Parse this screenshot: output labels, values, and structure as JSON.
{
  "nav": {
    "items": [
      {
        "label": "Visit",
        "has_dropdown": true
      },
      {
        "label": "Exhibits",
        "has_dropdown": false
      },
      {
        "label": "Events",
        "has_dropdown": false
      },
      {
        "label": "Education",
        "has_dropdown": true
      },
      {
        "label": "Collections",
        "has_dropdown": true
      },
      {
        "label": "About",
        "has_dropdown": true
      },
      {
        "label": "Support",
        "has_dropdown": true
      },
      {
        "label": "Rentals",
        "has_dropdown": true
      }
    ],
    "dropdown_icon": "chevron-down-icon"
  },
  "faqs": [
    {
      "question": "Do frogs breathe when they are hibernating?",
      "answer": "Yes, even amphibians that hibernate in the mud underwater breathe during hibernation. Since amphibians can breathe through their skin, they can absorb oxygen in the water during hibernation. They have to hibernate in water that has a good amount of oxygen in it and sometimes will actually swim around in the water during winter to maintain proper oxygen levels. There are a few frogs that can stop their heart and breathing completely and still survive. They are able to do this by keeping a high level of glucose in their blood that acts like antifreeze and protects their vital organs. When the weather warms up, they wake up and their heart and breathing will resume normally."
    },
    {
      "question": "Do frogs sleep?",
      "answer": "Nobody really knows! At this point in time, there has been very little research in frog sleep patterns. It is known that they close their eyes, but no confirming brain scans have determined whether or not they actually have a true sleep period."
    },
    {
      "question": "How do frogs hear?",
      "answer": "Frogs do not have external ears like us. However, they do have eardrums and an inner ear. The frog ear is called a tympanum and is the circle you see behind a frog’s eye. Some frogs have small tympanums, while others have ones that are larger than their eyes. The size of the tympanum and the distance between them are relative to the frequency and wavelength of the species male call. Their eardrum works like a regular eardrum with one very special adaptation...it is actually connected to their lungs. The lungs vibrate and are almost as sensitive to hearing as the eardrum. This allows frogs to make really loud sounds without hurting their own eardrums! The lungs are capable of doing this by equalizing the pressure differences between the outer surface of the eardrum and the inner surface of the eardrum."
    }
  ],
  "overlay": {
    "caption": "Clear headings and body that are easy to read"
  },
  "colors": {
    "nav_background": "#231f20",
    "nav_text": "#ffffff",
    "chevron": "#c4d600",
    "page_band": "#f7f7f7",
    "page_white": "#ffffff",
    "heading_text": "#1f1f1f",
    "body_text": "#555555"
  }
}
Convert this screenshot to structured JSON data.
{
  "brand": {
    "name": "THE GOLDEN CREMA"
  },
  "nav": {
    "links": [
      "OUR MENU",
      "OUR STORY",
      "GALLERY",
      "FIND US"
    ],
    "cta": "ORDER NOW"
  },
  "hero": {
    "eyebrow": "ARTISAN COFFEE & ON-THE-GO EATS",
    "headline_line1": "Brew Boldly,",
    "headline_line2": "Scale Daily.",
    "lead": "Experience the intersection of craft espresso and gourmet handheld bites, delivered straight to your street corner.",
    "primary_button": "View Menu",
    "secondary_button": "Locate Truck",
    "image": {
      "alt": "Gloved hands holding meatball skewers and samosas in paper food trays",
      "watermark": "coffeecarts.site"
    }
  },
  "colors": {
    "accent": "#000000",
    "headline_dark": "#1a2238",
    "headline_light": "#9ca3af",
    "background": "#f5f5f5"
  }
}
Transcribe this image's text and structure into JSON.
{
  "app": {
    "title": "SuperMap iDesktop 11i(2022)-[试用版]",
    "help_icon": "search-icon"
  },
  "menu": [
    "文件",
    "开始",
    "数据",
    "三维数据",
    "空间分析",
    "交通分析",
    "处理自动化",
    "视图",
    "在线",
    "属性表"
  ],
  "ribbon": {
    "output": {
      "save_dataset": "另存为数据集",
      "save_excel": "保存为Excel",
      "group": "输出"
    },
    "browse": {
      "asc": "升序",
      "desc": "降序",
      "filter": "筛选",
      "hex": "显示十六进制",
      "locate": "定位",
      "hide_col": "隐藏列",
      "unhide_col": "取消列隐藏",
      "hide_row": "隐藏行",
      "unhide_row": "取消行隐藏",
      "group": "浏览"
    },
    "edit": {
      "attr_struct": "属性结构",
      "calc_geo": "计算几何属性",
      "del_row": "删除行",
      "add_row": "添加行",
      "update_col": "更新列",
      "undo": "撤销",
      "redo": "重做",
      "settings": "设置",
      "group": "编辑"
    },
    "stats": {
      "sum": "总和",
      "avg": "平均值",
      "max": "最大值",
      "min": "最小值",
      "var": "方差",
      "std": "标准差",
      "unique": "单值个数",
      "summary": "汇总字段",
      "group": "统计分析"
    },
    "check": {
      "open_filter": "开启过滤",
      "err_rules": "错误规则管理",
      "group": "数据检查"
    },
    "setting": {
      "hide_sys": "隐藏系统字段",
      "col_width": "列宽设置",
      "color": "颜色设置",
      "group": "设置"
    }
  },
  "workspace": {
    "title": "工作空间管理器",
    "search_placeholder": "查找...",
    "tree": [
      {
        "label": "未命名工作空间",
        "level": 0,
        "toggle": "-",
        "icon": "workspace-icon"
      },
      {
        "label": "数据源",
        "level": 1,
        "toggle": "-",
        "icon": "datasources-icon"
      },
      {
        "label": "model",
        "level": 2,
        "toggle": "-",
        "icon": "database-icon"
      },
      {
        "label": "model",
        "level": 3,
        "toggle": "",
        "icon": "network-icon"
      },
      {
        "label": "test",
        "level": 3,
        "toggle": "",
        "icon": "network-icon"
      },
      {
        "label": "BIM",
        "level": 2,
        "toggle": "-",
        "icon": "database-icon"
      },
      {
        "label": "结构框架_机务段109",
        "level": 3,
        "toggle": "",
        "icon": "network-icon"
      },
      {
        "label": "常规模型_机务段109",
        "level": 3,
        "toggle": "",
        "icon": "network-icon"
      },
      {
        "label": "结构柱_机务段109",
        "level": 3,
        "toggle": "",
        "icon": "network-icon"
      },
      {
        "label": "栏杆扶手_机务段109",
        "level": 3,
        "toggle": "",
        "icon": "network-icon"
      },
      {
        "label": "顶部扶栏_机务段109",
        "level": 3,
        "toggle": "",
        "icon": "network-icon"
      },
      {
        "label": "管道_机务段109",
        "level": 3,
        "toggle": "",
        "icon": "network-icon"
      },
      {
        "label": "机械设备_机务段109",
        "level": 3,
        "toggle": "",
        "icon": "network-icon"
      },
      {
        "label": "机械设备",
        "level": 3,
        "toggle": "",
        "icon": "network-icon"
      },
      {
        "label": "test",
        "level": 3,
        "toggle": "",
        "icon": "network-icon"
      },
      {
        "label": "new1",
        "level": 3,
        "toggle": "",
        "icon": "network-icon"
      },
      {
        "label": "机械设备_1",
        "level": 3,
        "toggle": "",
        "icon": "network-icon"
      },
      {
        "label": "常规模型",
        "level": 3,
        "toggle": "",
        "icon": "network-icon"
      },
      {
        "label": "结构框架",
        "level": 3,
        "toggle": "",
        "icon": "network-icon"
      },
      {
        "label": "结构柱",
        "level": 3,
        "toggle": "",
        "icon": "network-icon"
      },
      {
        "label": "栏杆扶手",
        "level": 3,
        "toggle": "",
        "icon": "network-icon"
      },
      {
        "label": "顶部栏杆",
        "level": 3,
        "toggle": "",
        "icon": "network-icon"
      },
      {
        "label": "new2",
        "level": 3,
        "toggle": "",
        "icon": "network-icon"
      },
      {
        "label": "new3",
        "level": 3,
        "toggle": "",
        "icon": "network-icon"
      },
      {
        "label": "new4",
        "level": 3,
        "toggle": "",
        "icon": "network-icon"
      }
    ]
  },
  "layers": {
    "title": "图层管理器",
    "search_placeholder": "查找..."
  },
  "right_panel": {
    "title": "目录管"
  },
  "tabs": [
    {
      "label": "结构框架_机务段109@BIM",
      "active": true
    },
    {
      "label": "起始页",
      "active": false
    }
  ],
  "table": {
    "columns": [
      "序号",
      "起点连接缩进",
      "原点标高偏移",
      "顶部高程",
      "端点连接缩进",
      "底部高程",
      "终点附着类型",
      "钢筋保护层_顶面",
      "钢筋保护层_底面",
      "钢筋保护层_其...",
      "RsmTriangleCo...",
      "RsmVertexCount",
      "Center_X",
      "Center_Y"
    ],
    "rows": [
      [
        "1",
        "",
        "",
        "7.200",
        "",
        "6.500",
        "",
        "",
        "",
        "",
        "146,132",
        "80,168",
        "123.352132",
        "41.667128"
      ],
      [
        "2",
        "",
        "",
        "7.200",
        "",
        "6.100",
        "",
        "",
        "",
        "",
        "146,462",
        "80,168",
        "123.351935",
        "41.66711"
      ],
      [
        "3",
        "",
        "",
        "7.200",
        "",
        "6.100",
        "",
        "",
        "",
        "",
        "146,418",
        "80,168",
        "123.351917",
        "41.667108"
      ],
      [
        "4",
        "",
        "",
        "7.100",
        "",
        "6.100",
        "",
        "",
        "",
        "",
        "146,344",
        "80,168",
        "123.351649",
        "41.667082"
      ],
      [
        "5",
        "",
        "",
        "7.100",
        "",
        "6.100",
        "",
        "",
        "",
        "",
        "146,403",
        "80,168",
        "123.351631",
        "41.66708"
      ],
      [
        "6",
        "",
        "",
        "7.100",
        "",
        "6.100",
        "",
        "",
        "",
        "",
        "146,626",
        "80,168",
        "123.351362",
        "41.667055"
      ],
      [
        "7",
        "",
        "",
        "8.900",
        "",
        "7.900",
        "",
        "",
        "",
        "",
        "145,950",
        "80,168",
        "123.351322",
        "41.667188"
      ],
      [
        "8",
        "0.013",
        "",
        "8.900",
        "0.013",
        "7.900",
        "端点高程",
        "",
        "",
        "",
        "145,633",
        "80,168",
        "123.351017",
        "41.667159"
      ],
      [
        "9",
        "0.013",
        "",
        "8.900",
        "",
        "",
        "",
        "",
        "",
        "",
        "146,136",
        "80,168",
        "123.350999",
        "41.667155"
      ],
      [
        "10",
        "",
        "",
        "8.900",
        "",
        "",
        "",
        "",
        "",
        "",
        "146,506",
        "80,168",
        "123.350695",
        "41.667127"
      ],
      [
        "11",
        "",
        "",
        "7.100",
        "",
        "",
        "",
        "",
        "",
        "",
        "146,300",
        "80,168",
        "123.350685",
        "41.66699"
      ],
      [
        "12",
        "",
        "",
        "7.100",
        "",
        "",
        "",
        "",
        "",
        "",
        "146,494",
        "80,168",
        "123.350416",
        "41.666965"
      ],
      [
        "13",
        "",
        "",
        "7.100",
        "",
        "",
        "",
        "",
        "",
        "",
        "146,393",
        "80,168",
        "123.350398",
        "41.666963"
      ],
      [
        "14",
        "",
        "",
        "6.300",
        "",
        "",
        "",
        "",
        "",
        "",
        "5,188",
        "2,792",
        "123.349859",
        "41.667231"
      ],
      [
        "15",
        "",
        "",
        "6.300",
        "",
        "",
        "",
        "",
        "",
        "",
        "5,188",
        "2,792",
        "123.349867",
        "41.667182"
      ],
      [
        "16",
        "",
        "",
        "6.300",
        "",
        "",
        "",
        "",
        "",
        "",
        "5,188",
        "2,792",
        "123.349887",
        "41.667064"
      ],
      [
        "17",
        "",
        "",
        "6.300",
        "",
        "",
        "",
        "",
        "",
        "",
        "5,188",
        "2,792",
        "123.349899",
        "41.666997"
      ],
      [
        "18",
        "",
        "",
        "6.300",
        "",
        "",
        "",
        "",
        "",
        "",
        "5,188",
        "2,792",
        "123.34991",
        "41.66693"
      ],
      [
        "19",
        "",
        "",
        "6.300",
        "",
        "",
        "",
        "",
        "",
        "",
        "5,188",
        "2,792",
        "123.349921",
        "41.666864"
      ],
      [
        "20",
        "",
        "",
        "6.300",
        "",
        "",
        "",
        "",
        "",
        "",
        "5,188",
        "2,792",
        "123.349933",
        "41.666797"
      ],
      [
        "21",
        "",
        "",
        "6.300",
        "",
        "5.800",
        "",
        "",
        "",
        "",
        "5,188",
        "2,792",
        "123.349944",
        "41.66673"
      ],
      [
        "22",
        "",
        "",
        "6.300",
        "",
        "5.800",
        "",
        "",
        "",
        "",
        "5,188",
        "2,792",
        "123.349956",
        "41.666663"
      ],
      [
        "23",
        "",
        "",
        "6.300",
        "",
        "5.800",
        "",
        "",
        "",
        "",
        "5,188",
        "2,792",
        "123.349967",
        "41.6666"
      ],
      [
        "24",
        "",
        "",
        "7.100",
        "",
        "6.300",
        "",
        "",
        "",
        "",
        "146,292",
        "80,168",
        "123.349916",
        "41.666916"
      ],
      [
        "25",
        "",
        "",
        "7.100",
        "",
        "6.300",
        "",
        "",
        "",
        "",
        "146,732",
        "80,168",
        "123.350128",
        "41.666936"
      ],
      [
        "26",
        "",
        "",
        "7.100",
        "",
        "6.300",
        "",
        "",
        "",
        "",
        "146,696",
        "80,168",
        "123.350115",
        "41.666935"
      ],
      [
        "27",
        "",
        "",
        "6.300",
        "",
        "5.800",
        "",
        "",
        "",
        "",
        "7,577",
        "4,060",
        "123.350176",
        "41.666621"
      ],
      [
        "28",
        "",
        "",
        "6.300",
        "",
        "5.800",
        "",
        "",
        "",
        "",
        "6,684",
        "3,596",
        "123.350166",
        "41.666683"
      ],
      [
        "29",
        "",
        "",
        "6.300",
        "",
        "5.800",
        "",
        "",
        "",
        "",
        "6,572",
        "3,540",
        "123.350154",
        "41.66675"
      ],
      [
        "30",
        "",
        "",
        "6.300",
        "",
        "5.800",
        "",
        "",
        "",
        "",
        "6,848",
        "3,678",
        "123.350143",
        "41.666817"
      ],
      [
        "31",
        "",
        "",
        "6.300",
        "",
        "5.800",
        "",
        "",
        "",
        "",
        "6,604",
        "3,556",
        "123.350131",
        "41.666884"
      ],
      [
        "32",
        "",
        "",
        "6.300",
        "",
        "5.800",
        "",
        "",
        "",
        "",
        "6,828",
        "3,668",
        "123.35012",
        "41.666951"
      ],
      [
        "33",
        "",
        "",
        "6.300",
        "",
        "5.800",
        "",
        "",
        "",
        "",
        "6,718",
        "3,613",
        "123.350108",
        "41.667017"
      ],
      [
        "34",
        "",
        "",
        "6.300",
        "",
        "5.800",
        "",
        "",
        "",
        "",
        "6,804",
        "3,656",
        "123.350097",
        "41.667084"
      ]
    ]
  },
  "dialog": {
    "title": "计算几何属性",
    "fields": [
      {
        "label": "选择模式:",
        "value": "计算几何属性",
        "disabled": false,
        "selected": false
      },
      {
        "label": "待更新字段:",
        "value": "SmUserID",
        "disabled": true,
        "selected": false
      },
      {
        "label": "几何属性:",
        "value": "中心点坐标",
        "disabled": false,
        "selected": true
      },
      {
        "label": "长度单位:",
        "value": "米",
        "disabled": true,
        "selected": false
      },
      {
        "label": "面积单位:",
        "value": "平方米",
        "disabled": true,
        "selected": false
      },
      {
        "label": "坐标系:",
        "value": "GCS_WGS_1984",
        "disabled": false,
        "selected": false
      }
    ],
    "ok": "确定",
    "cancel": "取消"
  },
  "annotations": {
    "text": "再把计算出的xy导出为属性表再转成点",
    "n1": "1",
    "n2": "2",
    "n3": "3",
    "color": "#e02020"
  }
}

+-------+

• [WHAT THIS TASK INVOLVES]: Report how many lines in the data contain the word "frogs", with no words besides the number.

• [WRITTEN ANSWER]: 5